─── Input material ───

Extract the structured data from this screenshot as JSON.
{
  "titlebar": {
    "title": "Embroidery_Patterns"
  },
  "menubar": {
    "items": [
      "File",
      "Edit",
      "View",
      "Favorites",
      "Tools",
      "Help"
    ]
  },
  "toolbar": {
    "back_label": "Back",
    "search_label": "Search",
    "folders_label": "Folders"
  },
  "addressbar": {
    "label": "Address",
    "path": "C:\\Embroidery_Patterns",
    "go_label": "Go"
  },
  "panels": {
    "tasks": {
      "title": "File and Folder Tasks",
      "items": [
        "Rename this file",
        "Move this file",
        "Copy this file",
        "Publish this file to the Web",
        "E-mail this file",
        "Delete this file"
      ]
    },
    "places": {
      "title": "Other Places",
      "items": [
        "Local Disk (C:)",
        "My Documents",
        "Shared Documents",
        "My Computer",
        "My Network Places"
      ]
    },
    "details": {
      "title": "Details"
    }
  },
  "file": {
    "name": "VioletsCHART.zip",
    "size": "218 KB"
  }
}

───

▶ **Stated exercise**
Transcribe every entry verbatim.

▶ **Reply to the exercise**
Extract the structured data from this screenshot as JSON.
{
  "titlebar": {
    "title": "Embroidery_Patterns"
  },
  "menubar": {
    "items": [
      "File",
      "Edit",
      "View",
      "Favorites",
      "Tools",
      "Help"
    ]
  },
  "toolbar": {
    "back_label": "Back",
    "search_label": "Search",
    "folders_label": "Folders"
  },
  "addressbar": {
    "label": "Address",
    "path": "C:\\Embroidery_Patterns",
    "go_label": "Go"
  },
  "panels": {
    "tasks": {
      "title": "File and Folder Tasks",
      "items": [
        "Rename this file",
        "Move this file",
        "Copy this file",
        "Publish this file to the Web",
        "E-mail this file",
        "Delete this file"
      ]
    },
    "places": {
      "title": "Other Places",
      "items": [
        "Local Disk (C:)",
        "My Documents",
        "Shared Documents",
        "My Computer",
        "My Network Places"
      ]
    },
    "details": {
      "title": "Details"
    }
  },
  "file": {
    "name": "VioletsCHART.zip",
    "size": "218 KB"
  }
}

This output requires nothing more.